Figure contents as structured data:
▬▬▬▬▬▬

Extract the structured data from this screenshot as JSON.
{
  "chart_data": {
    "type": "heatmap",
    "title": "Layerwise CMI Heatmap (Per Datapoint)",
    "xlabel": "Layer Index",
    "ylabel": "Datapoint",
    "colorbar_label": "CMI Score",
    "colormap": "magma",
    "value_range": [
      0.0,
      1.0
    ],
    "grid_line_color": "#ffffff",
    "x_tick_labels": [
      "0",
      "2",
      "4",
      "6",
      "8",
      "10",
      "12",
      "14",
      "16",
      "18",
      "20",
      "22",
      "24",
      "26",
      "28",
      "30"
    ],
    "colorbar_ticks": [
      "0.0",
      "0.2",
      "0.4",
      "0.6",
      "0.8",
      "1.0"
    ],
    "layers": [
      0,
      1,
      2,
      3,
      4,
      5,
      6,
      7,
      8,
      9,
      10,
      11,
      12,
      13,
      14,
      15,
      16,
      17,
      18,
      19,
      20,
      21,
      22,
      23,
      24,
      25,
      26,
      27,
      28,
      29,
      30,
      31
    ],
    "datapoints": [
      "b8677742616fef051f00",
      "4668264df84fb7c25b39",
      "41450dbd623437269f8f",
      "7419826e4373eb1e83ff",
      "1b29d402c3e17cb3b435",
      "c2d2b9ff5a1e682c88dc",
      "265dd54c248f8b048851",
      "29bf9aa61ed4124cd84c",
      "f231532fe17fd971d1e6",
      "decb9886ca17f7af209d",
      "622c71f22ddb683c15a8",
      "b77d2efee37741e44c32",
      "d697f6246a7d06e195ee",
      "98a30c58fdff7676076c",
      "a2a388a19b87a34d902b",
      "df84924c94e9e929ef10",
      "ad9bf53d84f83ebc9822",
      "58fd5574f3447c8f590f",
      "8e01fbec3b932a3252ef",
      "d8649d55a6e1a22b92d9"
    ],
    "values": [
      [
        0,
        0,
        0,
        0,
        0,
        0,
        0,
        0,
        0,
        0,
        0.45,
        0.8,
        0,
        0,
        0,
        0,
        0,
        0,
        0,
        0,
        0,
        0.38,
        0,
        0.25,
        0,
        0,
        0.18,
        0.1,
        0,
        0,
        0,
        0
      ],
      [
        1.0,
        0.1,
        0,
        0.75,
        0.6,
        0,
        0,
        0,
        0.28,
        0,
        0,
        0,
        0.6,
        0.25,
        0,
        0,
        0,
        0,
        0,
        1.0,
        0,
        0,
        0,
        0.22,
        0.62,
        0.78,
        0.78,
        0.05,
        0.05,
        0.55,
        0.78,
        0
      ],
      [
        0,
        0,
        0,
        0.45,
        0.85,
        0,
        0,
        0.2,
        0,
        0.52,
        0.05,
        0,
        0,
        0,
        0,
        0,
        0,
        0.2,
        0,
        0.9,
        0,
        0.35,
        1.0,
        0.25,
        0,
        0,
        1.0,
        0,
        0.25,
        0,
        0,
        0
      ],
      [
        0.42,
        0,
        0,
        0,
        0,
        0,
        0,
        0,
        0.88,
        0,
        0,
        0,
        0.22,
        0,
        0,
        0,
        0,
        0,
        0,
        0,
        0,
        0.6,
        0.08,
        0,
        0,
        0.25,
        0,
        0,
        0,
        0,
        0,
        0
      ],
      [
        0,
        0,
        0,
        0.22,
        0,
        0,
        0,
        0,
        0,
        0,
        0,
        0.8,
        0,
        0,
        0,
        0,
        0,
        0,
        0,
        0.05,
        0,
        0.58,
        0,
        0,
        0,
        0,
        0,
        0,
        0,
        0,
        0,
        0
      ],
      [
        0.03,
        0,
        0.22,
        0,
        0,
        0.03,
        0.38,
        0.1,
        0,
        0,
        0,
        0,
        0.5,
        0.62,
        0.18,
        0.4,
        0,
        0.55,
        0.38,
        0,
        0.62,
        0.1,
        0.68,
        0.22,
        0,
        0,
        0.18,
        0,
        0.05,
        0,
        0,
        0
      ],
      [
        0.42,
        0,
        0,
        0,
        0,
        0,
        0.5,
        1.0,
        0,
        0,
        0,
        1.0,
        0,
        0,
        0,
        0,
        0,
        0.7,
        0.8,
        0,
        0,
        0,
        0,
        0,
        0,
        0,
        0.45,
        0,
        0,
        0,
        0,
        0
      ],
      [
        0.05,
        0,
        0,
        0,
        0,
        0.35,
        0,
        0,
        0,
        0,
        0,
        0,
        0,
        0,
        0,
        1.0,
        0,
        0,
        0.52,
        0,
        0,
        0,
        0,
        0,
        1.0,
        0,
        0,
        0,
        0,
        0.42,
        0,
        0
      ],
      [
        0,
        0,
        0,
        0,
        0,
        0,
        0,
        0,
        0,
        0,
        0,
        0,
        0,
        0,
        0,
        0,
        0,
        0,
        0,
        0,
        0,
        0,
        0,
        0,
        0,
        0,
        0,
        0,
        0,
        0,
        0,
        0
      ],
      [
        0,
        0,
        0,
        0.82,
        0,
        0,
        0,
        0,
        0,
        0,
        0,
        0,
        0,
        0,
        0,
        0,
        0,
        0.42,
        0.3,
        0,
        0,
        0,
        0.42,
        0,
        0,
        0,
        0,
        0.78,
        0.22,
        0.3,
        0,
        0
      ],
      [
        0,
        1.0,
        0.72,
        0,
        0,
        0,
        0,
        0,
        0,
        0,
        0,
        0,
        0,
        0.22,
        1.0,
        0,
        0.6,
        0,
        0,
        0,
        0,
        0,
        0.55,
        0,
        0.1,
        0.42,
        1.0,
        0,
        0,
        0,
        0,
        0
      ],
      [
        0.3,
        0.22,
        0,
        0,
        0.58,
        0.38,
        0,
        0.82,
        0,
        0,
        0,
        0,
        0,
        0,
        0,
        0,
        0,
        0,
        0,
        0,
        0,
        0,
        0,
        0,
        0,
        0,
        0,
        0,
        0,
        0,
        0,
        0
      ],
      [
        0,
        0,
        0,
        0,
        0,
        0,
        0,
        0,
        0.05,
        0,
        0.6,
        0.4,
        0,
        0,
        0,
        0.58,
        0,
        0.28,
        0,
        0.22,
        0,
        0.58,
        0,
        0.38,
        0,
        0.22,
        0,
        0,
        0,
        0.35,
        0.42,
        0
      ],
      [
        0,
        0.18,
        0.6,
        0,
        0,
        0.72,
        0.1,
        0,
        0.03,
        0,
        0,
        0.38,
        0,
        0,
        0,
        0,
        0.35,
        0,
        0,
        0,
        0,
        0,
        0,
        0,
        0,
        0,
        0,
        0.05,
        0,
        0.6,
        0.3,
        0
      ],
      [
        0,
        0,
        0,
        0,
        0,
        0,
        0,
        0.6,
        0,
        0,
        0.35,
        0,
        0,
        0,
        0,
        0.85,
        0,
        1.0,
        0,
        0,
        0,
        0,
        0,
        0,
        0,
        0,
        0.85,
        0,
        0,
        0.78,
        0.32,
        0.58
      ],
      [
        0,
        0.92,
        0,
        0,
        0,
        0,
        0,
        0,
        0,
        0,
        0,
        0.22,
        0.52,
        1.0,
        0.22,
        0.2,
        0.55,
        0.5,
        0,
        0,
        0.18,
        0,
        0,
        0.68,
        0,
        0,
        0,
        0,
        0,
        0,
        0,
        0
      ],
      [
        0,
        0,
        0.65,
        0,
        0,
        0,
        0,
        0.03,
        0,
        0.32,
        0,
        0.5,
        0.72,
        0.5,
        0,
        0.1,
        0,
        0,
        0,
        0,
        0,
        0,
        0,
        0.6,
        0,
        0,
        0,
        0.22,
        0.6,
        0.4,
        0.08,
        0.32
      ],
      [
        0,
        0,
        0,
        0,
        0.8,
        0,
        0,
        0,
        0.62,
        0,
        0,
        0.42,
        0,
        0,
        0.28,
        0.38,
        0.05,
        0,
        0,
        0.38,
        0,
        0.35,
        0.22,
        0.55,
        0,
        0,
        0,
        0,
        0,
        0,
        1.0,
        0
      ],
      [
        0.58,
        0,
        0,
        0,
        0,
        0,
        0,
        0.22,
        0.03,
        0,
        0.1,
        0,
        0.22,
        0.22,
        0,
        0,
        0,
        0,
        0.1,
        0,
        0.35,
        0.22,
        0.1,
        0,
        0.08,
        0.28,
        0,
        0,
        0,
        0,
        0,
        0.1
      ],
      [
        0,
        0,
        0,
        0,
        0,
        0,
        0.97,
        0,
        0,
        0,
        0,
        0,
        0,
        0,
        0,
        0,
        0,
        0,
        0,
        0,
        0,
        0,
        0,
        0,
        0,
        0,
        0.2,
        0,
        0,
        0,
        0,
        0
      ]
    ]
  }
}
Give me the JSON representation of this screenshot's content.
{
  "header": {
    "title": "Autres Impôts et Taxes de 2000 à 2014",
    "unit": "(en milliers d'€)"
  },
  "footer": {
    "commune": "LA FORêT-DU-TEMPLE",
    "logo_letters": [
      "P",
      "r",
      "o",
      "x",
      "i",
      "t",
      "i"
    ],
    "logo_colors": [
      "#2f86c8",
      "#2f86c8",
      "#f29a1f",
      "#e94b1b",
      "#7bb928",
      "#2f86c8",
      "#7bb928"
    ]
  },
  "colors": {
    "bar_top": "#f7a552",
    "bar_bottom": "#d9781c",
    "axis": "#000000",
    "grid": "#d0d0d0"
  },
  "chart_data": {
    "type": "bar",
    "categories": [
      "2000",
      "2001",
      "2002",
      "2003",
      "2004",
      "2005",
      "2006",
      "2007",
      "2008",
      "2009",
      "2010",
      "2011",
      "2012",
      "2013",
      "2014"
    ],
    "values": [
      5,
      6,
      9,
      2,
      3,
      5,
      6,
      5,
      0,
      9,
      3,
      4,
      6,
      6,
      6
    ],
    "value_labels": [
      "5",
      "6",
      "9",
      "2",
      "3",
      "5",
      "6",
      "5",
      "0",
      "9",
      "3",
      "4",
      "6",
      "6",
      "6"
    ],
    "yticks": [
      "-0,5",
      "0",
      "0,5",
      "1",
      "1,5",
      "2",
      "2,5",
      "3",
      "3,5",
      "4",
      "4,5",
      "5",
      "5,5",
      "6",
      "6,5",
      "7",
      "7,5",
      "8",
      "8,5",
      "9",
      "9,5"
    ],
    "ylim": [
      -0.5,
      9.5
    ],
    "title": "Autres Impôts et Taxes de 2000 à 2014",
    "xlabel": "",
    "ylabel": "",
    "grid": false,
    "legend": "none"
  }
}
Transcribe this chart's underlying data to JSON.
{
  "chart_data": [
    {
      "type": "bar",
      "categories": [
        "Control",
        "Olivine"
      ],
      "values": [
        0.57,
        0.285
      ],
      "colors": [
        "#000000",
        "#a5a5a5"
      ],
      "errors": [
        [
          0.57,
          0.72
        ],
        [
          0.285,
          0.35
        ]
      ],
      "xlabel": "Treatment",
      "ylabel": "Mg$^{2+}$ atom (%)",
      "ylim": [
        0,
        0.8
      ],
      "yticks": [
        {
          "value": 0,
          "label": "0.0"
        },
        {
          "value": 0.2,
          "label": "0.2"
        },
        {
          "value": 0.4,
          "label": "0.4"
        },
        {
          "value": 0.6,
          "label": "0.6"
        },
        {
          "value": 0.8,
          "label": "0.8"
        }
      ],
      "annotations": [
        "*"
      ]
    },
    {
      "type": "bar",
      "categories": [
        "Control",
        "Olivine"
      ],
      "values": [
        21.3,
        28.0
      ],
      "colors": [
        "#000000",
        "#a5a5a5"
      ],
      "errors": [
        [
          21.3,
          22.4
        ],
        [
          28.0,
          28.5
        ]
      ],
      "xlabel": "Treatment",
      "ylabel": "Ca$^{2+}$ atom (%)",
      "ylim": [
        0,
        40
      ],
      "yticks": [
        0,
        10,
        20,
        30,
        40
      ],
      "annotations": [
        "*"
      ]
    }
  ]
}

▬▬▬▬▬▬

PROBLEM: Repeat, with no changes, each line from the one with "Transcribe this chart's" to the end of the listing, including both ends and nothing else.

RESULT:
Transcribe this chart's underlying data to JSON.
{
  "chart_data": [
    {
      "type": "bar",
      "categories": [
        "Control",
        "Olivine"
      ],
      "values": [
        0.57,
        0.285
      ],
      "colors": [
        "#000000",
        "#a5a5a5"
      ],
      "errors": [
        [
          0.57,
          0.72
        ],
        [
          0.285,
          0.35
        ]
      ],
      "xlabel": "Treatment",
      "ylabel": "Mg$^{2+}$ atom (%)",
      "ylim": [
        0,
        0.8
      ],
      "yticks": [
        {
          "value": 0,
          "label": "0.0"
        },
        {
          "value": 0.2,
          "label": "0.2"
        },
        {
          "value": 0.4,
          "label": "0.4"
        },
        {
          "value": 0.6,
          "label": "0.6"
        },
        {
          "value": 0.8,
          "label": "0.8"
        }
      ],
      "annotations": [
        "*"
      ]
    },
    {
      "type": "bar",
      "categories": [
        "Control",
        "Olivine"
      ],
      "values": [
        21.3,
        28.0
      ],
      "colors": [
        "#000000",
        "#a5a5a5"
      ],
      "errors": [
        [
          21.3,
          22.4
        ],
        [
          28.0,
          28.5
        ]
      ],
      "xlabel": "Treatment",
      "ylabel": "Ca$^{2+}$ atom (%)",
      "ylim": [
        0,
        40
      ],
      "yticks": [
        0,
        10,
        20,
        30,
        40
      ],
      "annotations": [
        "*"
      ]
    }
  ]
}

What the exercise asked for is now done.